-- BEGIN ROWS --

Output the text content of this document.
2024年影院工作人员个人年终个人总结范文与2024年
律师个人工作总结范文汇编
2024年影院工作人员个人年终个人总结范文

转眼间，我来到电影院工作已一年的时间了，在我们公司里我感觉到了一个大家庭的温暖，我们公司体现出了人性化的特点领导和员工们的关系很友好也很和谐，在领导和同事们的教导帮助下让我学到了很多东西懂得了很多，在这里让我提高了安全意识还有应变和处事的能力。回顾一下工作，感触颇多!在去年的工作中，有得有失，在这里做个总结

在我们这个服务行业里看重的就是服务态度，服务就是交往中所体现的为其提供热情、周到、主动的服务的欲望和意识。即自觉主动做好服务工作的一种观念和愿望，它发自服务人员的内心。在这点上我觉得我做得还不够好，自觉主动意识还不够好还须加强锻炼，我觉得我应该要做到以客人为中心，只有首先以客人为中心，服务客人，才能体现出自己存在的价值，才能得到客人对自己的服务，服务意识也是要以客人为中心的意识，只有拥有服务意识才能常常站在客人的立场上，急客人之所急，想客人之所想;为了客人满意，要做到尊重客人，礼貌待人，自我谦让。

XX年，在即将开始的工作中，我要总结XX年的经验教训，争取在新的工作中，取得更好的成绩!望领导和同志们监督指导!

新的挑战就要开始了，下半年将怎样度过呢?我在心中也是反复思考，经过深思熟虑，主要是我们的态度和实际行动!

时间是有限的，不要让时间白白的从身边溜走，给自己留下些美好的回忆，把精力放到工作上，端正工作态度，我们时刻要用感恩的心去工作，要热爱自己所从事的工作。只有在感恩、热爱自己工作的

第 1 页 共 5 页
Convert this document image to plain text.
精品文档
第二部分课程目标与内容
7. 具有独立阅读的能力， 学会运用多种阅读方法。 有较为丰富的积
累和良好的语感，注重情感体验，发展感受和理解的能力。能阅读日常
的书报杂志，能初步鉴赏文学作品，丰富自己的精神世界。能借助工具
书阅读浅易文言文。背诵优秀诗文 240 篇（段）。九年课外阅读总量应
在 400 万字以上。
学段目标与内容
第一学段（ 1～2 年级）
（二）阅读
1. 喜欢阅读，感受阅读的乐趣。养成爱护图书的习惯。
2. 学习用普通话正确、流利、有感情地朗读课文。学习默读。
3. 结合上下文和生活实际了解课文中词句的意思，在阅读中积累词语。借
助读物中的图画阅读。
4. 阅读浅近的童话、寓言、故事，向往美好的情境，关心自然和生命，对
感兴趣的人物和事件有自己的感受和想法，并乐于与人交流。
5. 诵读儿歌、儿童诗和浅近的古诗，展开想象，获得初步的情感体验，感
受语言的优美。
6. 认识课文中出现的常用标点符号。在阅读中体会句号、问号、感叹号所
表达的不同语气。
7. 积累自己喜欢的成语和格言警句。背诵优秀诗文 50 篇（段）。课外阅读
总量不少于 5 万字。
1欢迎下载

-- END ROWS --

→ **TASK TO COMPLETE**:
Your task is to repeat the data exactly; please include every line.

→ **TASK OUTPUT**:
Output the text content of this document.
2024年影院工作人员个人年终个人总结范文与2024年
律师个人工作总结范文汇编
2024年影院工作人员个人年终个人总结范文

转眼间，我来到电影院工作已一年的时间了，在我们公司里我感觉到了一个大家庭的温暖，我们公司体现出了人性化的特点领导和员工们的关系很友好也很和谐，在领导和同事们的教导帮助下让我学到了很多东西懂得了很多，在这里让我提高了安全意识还有应变和处事的能力。回顾一下工作，感触颇多!在去年的工作中，有得有失，在这里做个总结

在我们这个服务行业里看重的就是服务态度，服务就是交往中所体现的为其提供热情、周到、主动的服务的欲望和意识。即自觉主动做好服务工作的一种观念和愿望，它发自服务人员的内心。在这点上我觉得我做得还不够好，自觉主动意识还不够好还须加强锻炼，我觉得我应该要做到以客人为中心，只有首先以客人为中心，服务客人，才能体现出自己存在的价值，才能得到客人对自己的服务，服务意识也是要以客人为中心的意识，只有拥有服务意识才能常常站在客人的立场上，急客人之所急，想客人之所想;为了客人满意，要做到尊重客人，礼貌待人，自我谦让。

XX年，在即将开始的工作中，我要总结XX年的经验教训，争取在新的工作中，取得更好的成绩!望领导和同志们监督指导!

新的挑战就要开始了，下半年将怎样度过呢?我在心中也是反复思考，经过深思熟虑，主要是我们的态度和实际行动!

时间是有限的，不要让时间白白的从身边溜走，给自己留下些美好的回忆，把精力放到工作上，端正工作态度，我们时刻要用感恩的心去工作，要热爱自己所从事的工作。只有在感恩、热爱自己工作的

第 1 页 共 5 页
Convert this document image to plain text.
精品文档
第二部分课程目标与内容
7. 具有独立阅读的能力， 学会运用多种阅读方法。 有较为丰富的积
累和良好的语感，注重情感体验，发展感受和理解的能力。能阅读日常
的书报杂志，能初步鉴赏文学作品，丰富自己的精神世界。能借助工具
书阅读浅易文言文。背诵优秀诗文 240 篇（段）。九年课外阅读总量应
在 400 万字以上。
学段目标与内容
第一学段（ 1～2 年级）
（二）阅读
1. 喜欢阅读，感受阅读的乐趣。养成爱护图书的习惯。
2. 学习用普通话正确、流利、有感情地朗读课文。学习默读。
3. 结合上下文和生活实际了解课文中词句的意思，在阅读中积累词语。借
助读物中的图画阅读。
4. 阅读浅近的童话、寓言、故事，向往美好的情境，关心自然和生命，对
感兴趣的人物和事件有自己的感受和想法，并乐于与人交流。
5. 诵读儿歌、儿童诗和浅近的古诗，展开想象，获得初步的情感体验，感
受语言的优美。
6. 认识课文中出现的常用标点符号。在阅读中体会句号、问号、感叹号所
表达的不同语气。
7. 积累自己喜欢的成语和格言警句。背诵优秀诗文 50 篇（段）。课外阅读
总量不少于 5 万字。
1欢迎下载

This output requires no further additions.